| WRITTEN REQUEST |
Your task is to transcribe all of the records exactly and leave out the pictures.

(Data listing)

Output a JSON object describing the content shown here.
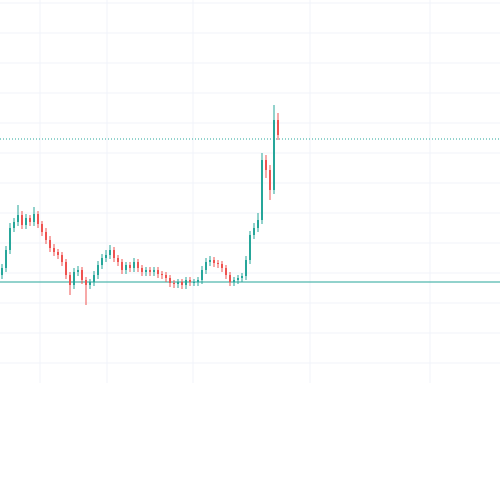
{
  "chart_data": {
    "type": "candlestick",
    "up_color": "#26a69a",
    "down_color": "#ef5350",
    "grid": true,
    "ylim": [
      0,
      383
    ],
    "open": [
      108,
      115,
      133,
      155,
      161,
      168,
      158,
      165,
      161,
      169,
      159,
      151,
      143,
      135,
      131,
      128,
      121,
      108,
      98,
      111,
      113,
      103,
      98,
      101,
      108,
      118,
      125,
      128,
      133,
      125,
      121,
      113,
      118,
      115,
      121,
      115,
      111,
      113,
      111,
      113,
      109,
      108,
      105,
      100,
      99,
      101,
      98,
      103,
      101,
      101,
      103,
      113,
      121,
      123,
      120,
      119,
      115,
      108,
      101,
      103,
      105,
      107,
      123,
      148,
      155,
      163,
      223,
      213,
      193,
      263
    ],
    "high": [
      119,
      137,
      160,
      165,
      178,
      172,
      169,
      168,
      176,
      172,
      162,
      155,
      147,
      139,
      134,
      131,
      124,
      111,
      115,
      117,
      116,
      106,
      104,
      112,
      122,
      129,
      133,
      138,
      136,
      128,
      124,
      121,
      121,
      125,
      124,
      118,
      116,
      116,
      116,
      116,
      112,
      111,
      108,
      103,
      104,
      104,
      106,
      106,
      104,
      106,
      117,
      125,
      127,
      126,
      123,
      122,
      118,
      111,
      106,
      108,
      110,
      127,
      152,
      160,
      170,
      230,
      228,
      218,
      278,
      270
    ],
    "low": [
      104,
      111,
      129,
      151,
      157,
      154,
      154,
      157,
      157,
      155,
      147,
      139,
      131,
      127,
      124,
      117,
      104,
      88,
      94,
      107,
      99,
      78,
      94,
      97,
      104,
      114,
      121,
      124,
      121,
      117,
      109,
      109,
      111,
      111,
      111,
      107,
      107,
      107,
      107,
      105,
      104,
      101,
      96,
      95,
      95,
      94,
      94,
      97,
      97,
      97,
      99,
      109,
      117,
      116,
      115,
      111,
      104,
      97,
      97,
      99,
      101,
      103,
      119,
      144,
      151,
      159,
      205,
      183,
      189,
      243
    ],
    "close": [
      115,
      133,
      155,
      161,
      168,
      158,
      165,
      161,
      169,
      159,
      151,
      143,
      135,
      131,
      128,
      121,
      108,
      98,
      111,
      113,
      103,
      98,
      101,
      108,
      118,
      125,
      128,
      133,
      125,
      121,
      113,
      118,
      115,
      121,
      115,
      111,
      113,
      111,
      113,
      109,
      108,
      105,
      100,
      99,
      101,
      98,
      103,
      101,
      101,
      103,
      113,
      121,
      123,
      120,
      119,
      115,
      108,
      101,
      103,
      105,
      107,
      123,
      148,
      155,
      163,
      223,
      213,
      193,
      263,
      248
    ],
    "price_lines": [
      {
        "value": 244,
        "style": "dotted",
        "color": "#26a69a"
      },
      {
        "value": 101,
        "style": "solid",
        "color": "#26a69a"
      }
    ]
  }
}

| WRITTEN ANSWER |
Output a JSON object describing the content shown here.
{
  "chart_data": {
    "type": "candlestick",
    "up_color": "#26a69a",
    "down_color": "#ef5350",
    "grid": true,
    "ylim": [
      0,
      383
    ],
    "open": [
      108,
      115,
      133,
      155,
      161,
      168,
      158,
      165,
      161,
      169,
      159,
      151,
      143,
      135,
      131,
      128,
      121,
      108,
      98,
      111,
      113,
      103,
      98,
      101,
      108,
      118,
      125,
      128,
      133,
      125,
      121,
      113,
      118,
      115,
      121,
      115,
      111,
      113,
      111,
      113,
      109,
      108,
      105,
      100,
      99,
      101,
      98,
      103,
      101,
      101,
      103,
      113,
      121,
      123,
      120,
      119,
      115,
      108,
      101,
      103,
      105,
      107,
      123,
      148,
      155,
      163,
      223,
      213,
      193,
      263
    ],
    "high": [
      119,
      137,
      160,
      165,
      178,
      172,
      169,
      168,
      176,
      172,
      162,
      155,
      147,
      139,
      134,
      131,
      124,
      111,
      115,
      117,
      116,
      106,
      104,
      112,
      122,
      129,
      133,
      138,
      136,
      128,
      124,
      121,
      121,
      125,
      124,
      118,
      116,
      116,
      116,
      116,
      112,
      111,
      108,
      103,
      104,
      104,
      106,
      106,
      104,
      106,
      117,
      125,
      127,
      126,
      123,
      122,
      118,
      111,
      106,
      108,
      110,
      127,
      152,
      160,
      170,
      230,
      228,
      218,
      278,
      270
    ],
    "low": [
      104,
      111,
      129,
      151,
      157,
      154,
      154,
      157,
      157,
      155,
      147,
      139,
      131,
      127,
      124,
      117,
      104,
      88,
      94,
      107,
      99,
      78,
      94,
      97,
      104,
      114,
      121,
      124,
      121,
      117,
      109,
      109,
      111,
      111,
      111,
      107,
      107,
      107,
      107,
      105,
      104,
      101,
      96,
      95,
      95,
      94,
      94,
      97,
      97,
      97,
      99,
      109,
      117,
      116,
      115,
      111,
      104,
      97,
      97,
      99,
      101,
      103,
      119,
      144,
      151,
      159,
      205,
      183,
      189,
      243
    ],
    "close": [
      115,
      133,
      155,
      161,
      168,
      158,
      165,
      161,
      169,
      159,
      151,
      143,
      135,
      131,
      128,
      121,
      108,
      98,
      111,
      113,
      103,
      98,
      101,
      108,
      118,
      125,
      128,
      133,
      125,
      121,
      113,
      118,
      115,
      121,
      115,
      111,
      113,
      111,
      113,
      109,
      108,
      105,
      100,
      99,
      101,
      98,
      103,
      101,
      101,
      103,
      113,
      121,
      123,
      120,
      119,
      115,
      108,
      101,
      103,
      105,
      107,
      123,
      148,
      155,
      163,
      223,
      213,
      193,
      263,
      248
    ],
    "price_lines": [
      {
        "value": 244,
        "style": "dotted",
        "color": "#26a69a"
      },
      {
        "value": 101,
        "style": "solid",
        "color": "#26a69a"
      }
    ]
  }
}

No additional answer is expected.